(Dataset excerpt)
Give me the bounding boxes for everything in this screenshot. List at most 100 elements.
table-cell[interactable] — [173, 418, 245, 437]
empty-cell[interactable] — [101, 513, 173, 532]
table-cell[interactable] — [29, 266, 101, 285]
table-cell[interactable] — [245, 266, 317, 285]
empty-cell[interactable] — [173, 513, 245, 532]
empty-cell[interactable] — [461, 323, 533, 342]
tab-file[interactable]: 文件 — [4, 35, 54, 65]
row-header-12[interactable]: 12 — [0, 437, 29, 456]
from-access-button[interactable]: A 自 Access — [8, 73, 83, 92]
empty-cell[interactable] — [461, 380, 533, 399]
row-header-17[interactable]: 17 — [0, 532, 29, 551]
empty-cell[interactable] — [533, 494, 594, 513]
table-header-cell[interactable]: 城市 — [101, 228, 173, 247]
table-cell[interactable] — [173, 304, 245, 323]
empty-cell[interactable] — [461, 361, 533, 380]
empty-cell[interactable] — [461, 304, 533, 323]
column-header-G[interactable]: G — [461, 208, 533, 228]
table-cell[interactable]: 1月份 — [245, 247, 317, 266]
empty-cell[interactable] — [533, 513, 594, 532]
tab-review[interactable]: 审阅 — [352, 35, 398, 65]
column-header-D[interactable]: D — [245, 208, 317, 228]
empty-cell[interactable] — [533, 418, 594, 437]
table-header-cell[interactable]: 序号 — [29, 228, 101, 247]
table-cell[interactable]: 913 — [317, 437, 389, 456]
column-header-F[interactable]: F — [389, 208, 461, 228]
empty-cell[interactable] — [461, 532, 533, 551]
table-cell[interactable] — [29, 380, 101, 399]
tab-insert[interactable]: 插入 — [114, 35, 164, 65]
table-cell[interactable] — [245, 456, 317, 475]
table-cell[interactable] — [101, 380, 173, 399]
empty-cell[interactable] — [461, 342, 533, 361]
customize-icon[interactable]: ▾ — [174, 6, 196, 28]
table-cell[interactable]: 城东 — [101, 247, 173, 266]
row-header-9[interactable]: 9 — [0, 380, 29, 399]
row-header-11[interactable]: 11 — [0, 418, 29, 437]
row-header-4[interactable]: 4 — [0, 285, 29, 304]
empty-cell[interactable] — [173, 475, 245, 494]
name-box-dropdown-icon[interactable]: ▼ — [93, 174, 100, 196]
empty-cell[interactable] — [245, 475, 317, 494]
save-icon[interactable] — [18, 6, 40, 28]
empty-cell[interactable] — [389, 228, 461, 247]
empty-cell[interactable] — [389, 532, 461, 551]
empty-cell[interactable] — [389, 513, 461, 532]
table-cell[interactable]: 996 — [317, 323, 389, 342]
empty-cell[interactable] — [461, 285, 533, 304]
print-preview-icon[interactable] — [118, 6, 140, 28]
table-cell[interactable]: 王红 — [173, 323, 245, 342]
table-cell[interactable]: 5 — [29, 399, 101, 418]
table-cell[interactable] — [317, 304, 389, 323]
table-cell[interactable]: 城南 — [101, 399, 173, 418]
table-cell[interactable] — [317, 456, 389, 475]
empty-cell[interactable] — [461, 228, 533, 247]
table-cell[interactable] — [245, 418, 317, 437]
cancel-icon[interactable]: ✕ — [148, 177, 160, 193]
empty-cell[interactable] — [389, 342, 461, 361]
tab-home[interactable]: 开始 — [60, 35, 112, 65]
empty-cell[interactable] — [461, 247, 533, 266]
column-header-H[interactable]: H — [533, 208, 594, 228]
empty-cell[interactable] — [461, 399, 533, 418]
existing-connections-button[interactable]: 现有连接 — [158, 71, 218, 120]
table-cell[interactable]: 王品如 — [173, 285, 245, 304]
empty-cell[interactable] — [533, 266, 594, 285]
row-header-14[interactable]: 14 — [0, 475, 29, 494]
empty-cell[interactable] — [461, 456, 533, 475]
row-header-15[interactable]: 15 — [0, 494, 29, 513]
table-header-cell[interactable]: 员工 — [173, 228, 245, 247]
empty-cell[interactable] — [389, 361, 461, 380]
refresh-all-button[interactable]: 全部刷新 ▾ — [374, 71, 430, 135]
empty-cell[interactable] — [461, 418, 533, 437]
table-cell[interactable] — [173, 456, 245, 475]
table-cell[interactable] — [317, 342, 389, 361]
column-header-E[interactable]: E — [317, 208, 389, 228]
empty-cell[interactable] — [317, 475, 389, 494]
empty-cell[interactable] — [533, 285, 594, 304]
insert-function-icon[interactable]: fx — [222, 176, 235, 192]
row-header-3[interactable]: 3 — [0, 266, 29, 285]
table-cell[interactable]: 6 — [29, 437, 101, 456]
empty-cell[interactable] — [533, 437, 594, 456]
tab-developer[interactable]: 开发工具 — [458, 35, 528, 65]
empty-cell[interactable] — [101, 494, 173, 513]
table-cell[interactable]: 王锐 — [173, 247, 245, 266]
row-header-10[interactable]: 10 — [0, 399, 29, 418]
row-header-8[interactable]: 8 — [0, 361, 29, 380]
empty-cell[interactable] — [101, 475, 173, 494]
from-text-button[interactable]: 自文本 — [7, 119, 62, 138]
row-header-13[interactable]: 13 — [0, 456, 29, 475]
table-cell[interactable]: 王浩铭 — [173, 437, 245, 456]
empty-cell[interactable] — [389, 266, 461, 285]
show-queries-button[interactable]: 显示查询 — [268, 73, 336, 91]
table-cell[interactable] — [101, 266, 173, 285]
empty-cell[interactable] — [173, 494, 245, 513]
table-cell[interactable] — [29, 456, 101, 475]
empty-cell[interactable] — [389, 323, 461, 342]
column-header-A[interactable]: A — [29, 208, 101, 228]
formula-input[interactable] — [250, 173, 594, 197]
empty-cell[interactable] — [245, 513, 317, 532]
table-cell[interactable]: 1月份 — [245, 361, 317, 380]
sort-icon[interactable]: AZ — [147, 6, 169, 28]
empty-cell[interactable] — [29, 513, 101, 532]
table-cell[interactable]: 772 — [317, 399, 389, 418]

**TASK BRIEF:** Return the stretch of the material from its start through the line containing "empty-cell[interactable] — [461, 285, 533, 304]", copied line for line with no changes.

**TASK RESULT:**
Give me the bounding boxes for everything in this screenshot. List at most 100 elements.
table-cell[interactable] — [173, 418, 245, 437]
empty-cell[interactable] — [101, 513, 173, 532]
table-cell[interactable] — [29, 266, 101, 285]
table-cell[interactable] — [245, 266, 317, 285]
empty-cell[interactable] — [173, 513, 245, 532]
empty-cell[interactable] — [461, 323, 533, 342]
tab-file[interactable]: 文件 — [4, 35, 54, 65]
row-header-12[interactable]: 12 — [0, 437, 29, 456]
from-access-button[interactable]: A 自 Access — [8, 73, 83, 92]
empty-cell[interactable] — [461, 380, 533, 399]
row-header-17[interactable]: 17 — [0, 532, 29, 551]
empty-cell[interactable] — [533, 494, 594, 513]
table-header-cell[interactable]: 城市 — [101, 228, 173, 247]
table-cell[interactable] — [173, 304, 245, 323]
empty-cell[interactable] — [461, 361, 533, 380]
empty-cell[interactable] — [461, 304, 533, 323]
column-header-G[interactable]: G — [461, 208, 533, 228]
table-cell[interactable]: 1月份 — [245, 247, 317, 266]
empty-cell[interactable] — [533, 513, 594, 532]
tab-review[interactable]: 审阅 — [352, 35, 398, 65]
column-header-D[interactable]: D — [245, 208, 317, 228]
empty-cell[interactable] — [533, 418, 594, 437]
table-header-cell[interactable]: 序号 — [29, 228, 101, 247]
table-cell[interactable]: 913 — [317, 437, 389, 456]
column-header-F[interactable]: F — [389, 208, 461, 228]
empty-cell[interactable] — [461, 532, 533, 551]
table-cell[interactable] — [29, 380, 101, 399]
tab-insert[interactable]: 插入 — [114, 35, 164, 65]
table-cell[interactable] — [245, 456, 317, 475]
table-cell[interactable] — [101, 380, 173, 399]
empty-cell[interactable] — [461, 342, 533, 361]
customize-icon[interactable]: ▾ — [174, 6, 196, 28]
table-cell[interactable]: 城东 — [101, 247, 173, 266]
row-header-9[interactable]: 9 — [0, 380, 29, 399]
row-header-11[interactable]: 11 — [0, 418, 29, 437]
row-header-4[interactable]: 4 — [0, 285, 29, 304]
empty-cell[interactable] — [173, 475, 245, 494]
name-box-dropdown-icon[interactable]: ▼ — [93, 174, 100, 196]
empty-cell[interactable] — [245, 475, 317, 494]
save-icon[interactable] — [18, 6, 40, 28]
empty-cell[interactable] — [389, 228, 461, 247]
empty-cell[interactable] — [389, 532, 461, 551]
empty-cell[interactable] — [389, 513, 461, 532]
table-cell[interactable]: 996 — [317, 323, 389, 342]
empty-cell[interactable] — [461, 285, 533, 304]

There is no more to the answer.